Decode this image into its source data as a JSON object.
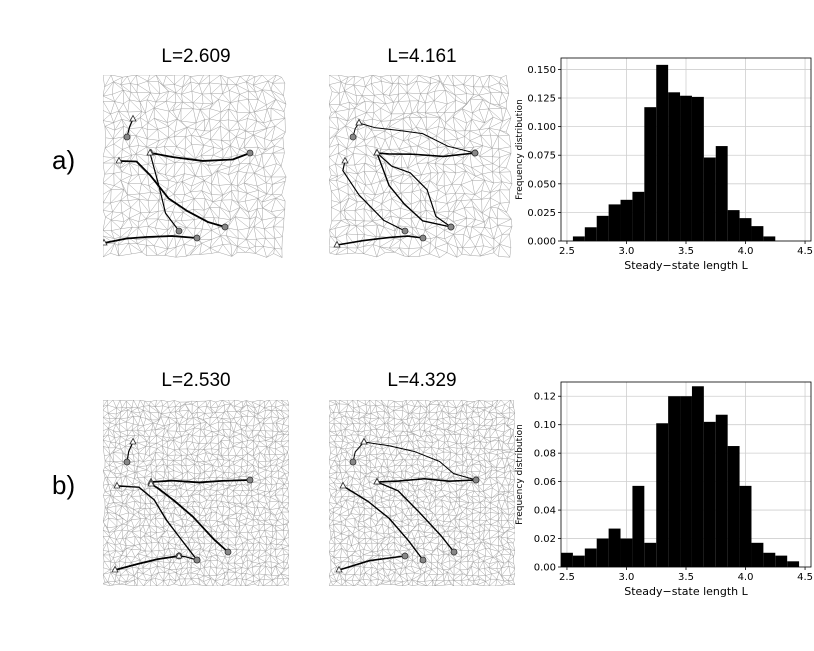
{
  "rows": [
    {
      "label": "a)",
      "panels": [
        {
          "title": "L=2.609"
        },
        {
          "title": "L=4.161"
        }
      ]
    },
    {
      "label": "b)",
      "panels": [
        {
          "title": "L=2.530"
        },
        {
          "title": "L=4.329"
        }
      ]
    }
  ],
  "chart_data": [
    {
      "type": "bar",
      "xlabel": "Steady−state length L",
      "ylabel": "Frequency distribution",
      "xlim": [
        2.45,
        4.55
      ],
      "ylim": [
        0,
        0.16
      ],
      "xticks": [
        "2.5",
        "3.0",
        "3.5",
        "4.0",
        "4.5"
      ],
      "yticks": [
        "0.000",
        "0.025",
        "0.050",
        "0.075",
        "0.100",
        "0.125",
        "0.150"
      ],
      "grid": true,
      "bar_color": "#000000",
      "bins": [
        2.6,
        2.7,
        2.8,
        2.9,
        3.0,
        3.1,
        3.2,
        3.3,
        3.4,
        3.5,
        3.6,
        3.7,
        3.8,
        3.9,
        4.0,
        4.1,
        4.2
      ],
      "values": [
        0.004,
        0.012,
        0.022,
        0.032,
        0.036,
        0.043,
        0.117,
        0.154,
        0.13,
        0.127,
        0.126,
        0.073,
        0.083,
        0.027,
        0.02,
        0.013,
        0.004
      ]
    },
    {
      "type": "bar",
      "xlabel": "Steady−state length L",
      "ylabel": "Frequency distribution",
      "xlim": [
        2.45,
        4.55
      ],
      "ylim": [
        0,
        0.13
      ],
      "xticks": [
        "2.5",
        "3.0",
        "3.5",
        "4.0",
        "4.5"
      ],
      "yticks": [
        "0.00",
        "0.02",
        "0.04",
        "0.06",
        "0.08",
        "0.10",
        "0.12"
      ],
      "grid": true,
      "bar_color": "#000000",
      "bins": [
        2.5,
        2.6,
        2.7,
        2.8,
        2.9,
        3.0,
        3.1,
        3.2,
        3.3,
        3.4,
        3.5,
        3.6,
        3.7,
        3.8,
        3.9,
        4.0,
        4.1,
        4.2,
        4.3,
        4.4
      ],
      "values": [
        0.01,
        0.008,
        0.013,
        0.02,
        0.027,
        0.02,
        0.057,
        0.017,
        0.101,
        0.12,
        0.12,
        0.127,
        0.102,
        0.107,
        0.085,
        0.057,
        0.017,
        0.01,
        0.008,
        0.004
      ]
    }
  ]
}
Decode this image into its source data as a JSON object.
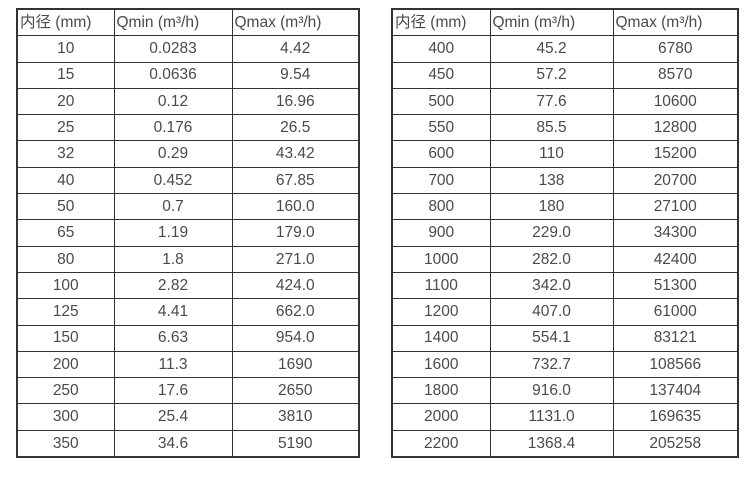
{
  "page": {
    "background_color": "#ffffff",
    "text_color": "#4a4a4a",
    "border_color": "#333333"
  },
  "tables": [
    {
      "name": "flow-spec-table-small-diameters",
      "headers": [
        "内径 (mm)",
        "Qmin (m³/h)",
        "Qmax (m³/h)"
      ],
      "rows": [
        [
          "10",
          "0.0283",
          "4.42"
        ],
        [
          "15",
          "0.0636",
          "9.54"
        ],
        [
          "20",
          "0.12",
          "16.96"
        ],
        [
          "25",
          "0.176",
          "26.5"
        ],
        [
          "32",
          "0.29",
          "43.42"
        ],
        [
          "40",
          "0.452",
          "67.85"
        ],
        [
          "50",
          "0.7",
          "160.0"
        ],
        [
          "65",
          "1.19",
          "179.0"
        ],
        [
          "80",
          "1.8",
          "271.0"
        ],
        [
          "100",
          "2.82",
          "424.0"
        ],
        [
          "125",
          "4.41",
          "662.0"
        ],
        [
          "150",
          "6.63",
          "954.0"
        ],
        [
          "200",
          "11.3",
          "1690"
        ],
        [
          "250",
          "17.6",
          "2650"
        ],
        [
          "300",
          "25.4",
          "3810"
        ],
        [
          "350",
          "34.6",
          "5190"
        ]
      ]
    },
    {
      "name": "flow-spec-table-large-diameters",
      "headers": [
        "内径 (mm)",
        "Qmin (m³/h)",
        "Qmax (m³/h)"
      ],
      "rows": [
        [
          "400",
          "45.2",
          "6780"
        ],
        [
          "450",
          "57.2",
          "8570"
        ],
        [
          "500",
          "77.6",
          "10600"
        ],
        [
          "550",
          "85.5",
          "12800"
        ],
        [
          "600",
          "110",
          "15200"
        ],
        [
          "700",
          "138",
          "20700"
        ],
        [
          "800",
          "180",
          "27100"
        ],
        [
          "900",
          "229.0",
          "34300"
        ],
        [
          "1000",
          "282.0",
          "42400"
        ],
        [
          "1100",
          "342.0",
          "51300"
        ],
        [
          "1200",
          "407.0",
          "61000"
        ],
        [
          "1400",
          "554.1",
          "83121"
        ],
        [
          "1600",
          "732.7",
          "108566"
        ],
        [
          "1800",
          "916.0",
          "137404"
        ],
        [
          "2000",
          "1131.0",
          "169635"
        ],
        [
          "2200",
          "1368.4",
          "205258"
        ]
      ]
    }
  ]
}
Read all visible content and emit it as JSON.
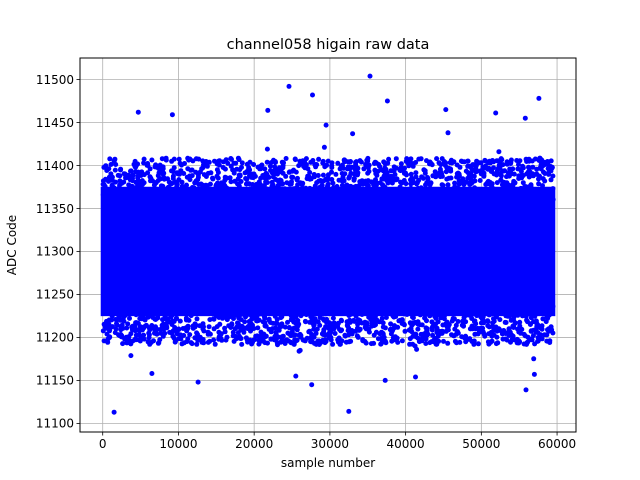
{
  "chart_data": {
    "type": "scatter",
    "title": "channel058 higain raw data",
    "xlabel": "sample number",
    "ylabel": "ADC Code",
    "xlim": [
      -3000,
      62500
    ],
    "ylim": [
      11090,
      11525
    ],
    "xticks": [
      0,
      10000,
      20000,
      30000,
      40000,
      50000,
      60000
    ],
    "yticks": [
      11100,
      11150,
      11200,
      11250,
      11300,
      11350,
      11400,
      11450,
      11500
    ],
    "grid": true,
    "series": [
      {
        "color": "#0000ff",
        "marker": "circle",
        "n_samples": 59500,
        "x_range": [
          0,
          59500
        ],
        "mean": 11300,
        "std": 35,
        "outliers": [
          [
            1500,
            11113
          ],
          [
            32500,
            11114
          ],
          [
            35300,
            11504
          ],
          [
            24600,
            11492
          ],
          [
            27700,
            11482
          ],
          [
            57600,
            11478
          ],
          [
            29500,
            11447
          ],
          [
            37600,
            11475
          ],
          [
            4700,
            11462
          ],
          [
            21800,
            11464
          ],
          [
            45300,
            11465
          ],
          [
            51900,
            11461
          ],
          [
            9200,
            11459
          ],
          [
            55800,
            11455
          ],
          [
            27600,
            11145
          ],
          [
            12600,
            11148
          ],
          [
            37300,
            11150
          ],
          [
            41300,
            11154
          ],
          [
            55900,
            11139
          ],
          [
            6500,
            11158
          ],
          [
            57000,
            11157
          ],
          [
            25500,
            11155
          ],
          [
            33000,
            11437
          ],
          [
            45600,
            11438
          ]
        ]
      }
    ]
  }
}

# # # #

Leave out the pictures and copy the rest of the material above exactly.

Decode this image into its source data as a JSON object.
{
  "rows": [
    {
      "label": "a)",
      "panels": [
        {
          "title": "L=2.609"
        },
        {
          "title": "L=4.161"
        }
      ]
    },
    {
      "label": "b)",
      "panels": [
        {
          "title": "L=2.530"
        },
        {
          "title": "L=4.329"
        }
      ]
    }
  ],
  "chart_data": [
    {
      "type": "bar",
      "xlabel": "Steady−state length L",
      "ylabel": "Frequency distribution",
      "xlim": [
        2.45,
        4.55
      ],
      "ylim": [
        0,
        0.16
      ],
      "xticks": [
        "2.5",
        "3.0",
        "3.5",
        "4.0",
        "4.5"
      ],
      "yticks": [
        "0.000",
        "0.025",
        "0.050",
        "0.075",
        "0.100",
        "0.125",
        "0.150"
      ],
      "grid": true,
      "bar_color": "#000000",
      "bins": [
        2.6,
        2.7,
        2.8,
        2.9,
        3.0,
        3.1,
        3.2,
        3.3,
        3.4,
        3.5,
        3.6,
        3.7,
        3.8,
        3.9,
        4.0,
        4.1,
        4.2
      ],
      "values": [
        0.004,
        0.012,
        0.022,
        0.032,
        0.036,
        0.043,
        0.117,
        0.154,
        0.13,
        0.127,
        0.126,
        0.073,
        0.083,
        0.027,
        0.02,
        0.013,
        0.004
      ]
    },
    {
      "type": "bar",
      "xlabel": "Steady−state length L",
      "ylabel": "Frequency distribution",
      "xlim": [
        2.45,
        4.55
      ],
      "ylim": [
        0,
        0.13
      ],
      "xticks": [
        "2.5",
        "3.0",
        "3.5",
        "4.0",
        "4.5"
      ],
      "yticks": [
        "0.00",
        "0.02",
        "0.04",
        "0.06",
        "0.08",
        "0.10",
        "0.12"
      ],
      "grid": true,
      "bar_color": "#000000",
      "bins": [
        2.5,
        2.6,
        2.7,
        2.8,
        2.9,
        3.0,
        3.1,
        3.2,
        3.3,
        3.4,
        3.5,
        3.6,
        3.7,
        3.8,
        3.9,
        4.0,
        4.1,
        4.2,
        4.3,
        4.4
      ],
      "values": [
        0.01,
        0.008,
        0.013,
        0.02,
        0.027,
        0.02,
        0.057,
        0.017,
        0.101,
        0.12,
        0.12,
        0.127,
        0.102,
        0.107,
        0.085,
        0.057,
        0.017,
        0.01,
        0.008,
        0.004
      ]
    }
  ]
}
Decode this image into its source data as a JSON object.
{
  "page": {
    "background_color": "#ffffff",
    "text_color": "#4a4a4a",
    "border_color": "#333333"
  },
  "tables": [
    {
      "name": "flow-spec-table-small-diameters",
      "headers": [
        "内径 (mm)",
        "Qmin (m³/h)",
        "Qmax (m³/h)"
      ],
      "rows": [
        [
          "10",
          "0.0283",
          "4.42"
        ],
        [
          "15",
          "0.0636",
          "9.54"
        ],
        [
          "20",
          "0.12",
          "16.96"
        ],
        [
          "25",
          "0.176",
          "26.5"
        ],
        [
          "32",
          "0.29",
          "43.42"
        ],
        [
          "40",
          "0.452",
          "67.85"
        ],
        [
          "50",
          "0.7",
          "160.0"
        ],
        [
          "65",
          "1.19",
          "179.0"
        ],
        [
          "80",
          "1.8",
          "271.0"
        ],
        [
          "100",
          "2.82",
          "424.0"
        ],
        [
          "125",
          "4.41",
          "662.0"
        ],
        [
          "150",
          "6.63",
          "954.0"
        ],
        [
          "200",
          "11.3",
          "1690"
        ],
        [
          "250",
          "17.6",
          "2650"
        ],
        [
          "300",
          "25.4",
          "3810"
        ],
        [
          "350",
          "34.6",
          "5190"
        ]
      ]
    },
    {
      "name": "flow-spec-table-large-diameters",
      "headers": [
        "内径 (mm)",
        "Qmin (m³/h)",
        "Qmax (m³/h)"
      ],
      "rows": [
        [
          "400",
          "45.2",
          "6780"
        ],
        [
          "450",
          "57.2",
          "8570"
        ],
        [
          "500",
          "77.6",
          "10600"
        ],
        [
          "550",
          "85.5",
          "12800"
        ],
        [
          "600",
          "110",
          "15200"
        ],
        [
          "700",
          "138",
          "20700"
        ],
        [
          "800",
          "180",
          "27100"
        ],
        [
          "900",
          "229.0",
          "34300"
        ],
        [
          "1000",
          "282.0",
          "42400"
        ],
        [
          "1100",
          "342.0",
          "51300"
        ],
        [
          "1200",
          "407.0",
          "61000"
        ],
        [
          "1400",
          "554.1",
          "83121"
        ],
        [
          "1600",
          "732.7",
          "108566"
        ],
        [
          "1800",
          "916.0",
          "137404"
        ],
        [
          "2000",
          "1131.0",
          "169635"
        ],
        [
          "2200",
          "1368.4",
          "205258"
        ]
      ]
    }
  ]
}
Read all visible content and emit it as JSON.
{
  "chart_data": {
    "type": "scatter",
    "title": "channel058 higain raw data",
    "xlabel": "sample number",
    "ylabel": "ADC Code",
    "xlim": [
      -3000,
      62500
    ],
    "ylim": [
      11090,
      11525
    ],
    "xticks": [
      0,
      10000,
      20000,
      30000,
      40000,
      50000,
      60000
    ],
    "yticks": [
      11100,
      11150,
      11200,
      11250,
      11300,
      11350,
      11400,
      11450,
      11500
    ],
    "grid": true,
    "series": [
      {
        "color": "#0000ff",
        "marker": "circle",
        "n_samples": 59500,
        "x_range": [
          0,
          59500
        ],
        "mean": 11300,
        "std": 35,
        "outliers": [
          [
            1500,
            11113
          ],
          [
            32500,
            11114
          ],
          [
            35300,
            11504
          ],
          [
            24600,
            11492
          ],
          [
            27700,
            11482
          ],
          [
            57600,
            11478
          ],
          [
            29500,
            11447
          ],
          [
            37600,
            11475
          ],
          [
            4700,
            11462
          ],
          [
            21800,
            11464
          ],
          [
            45300,
            11465
          ],
          [
            51900,
            11461
          ],
          [
            9200,
            11459
          ],
          [
            55800,
            11455
          ],
          [
            27600,
            11145
          ],
          [
            12600,
            11148
          ],
          [
            37300,
            11150
          ],
          [
            41300,
            11154
          ],
          [
            55900,
            11139
          ],
          [
            6500,
            11158
          ],
          [
            57000,
            11157
          ],
          [
            25500,
            11155
          ],
          [
            33000,
            11437
          ],
          [
            45600,
            11438
          ]
        ]
      }
    ]
  }
}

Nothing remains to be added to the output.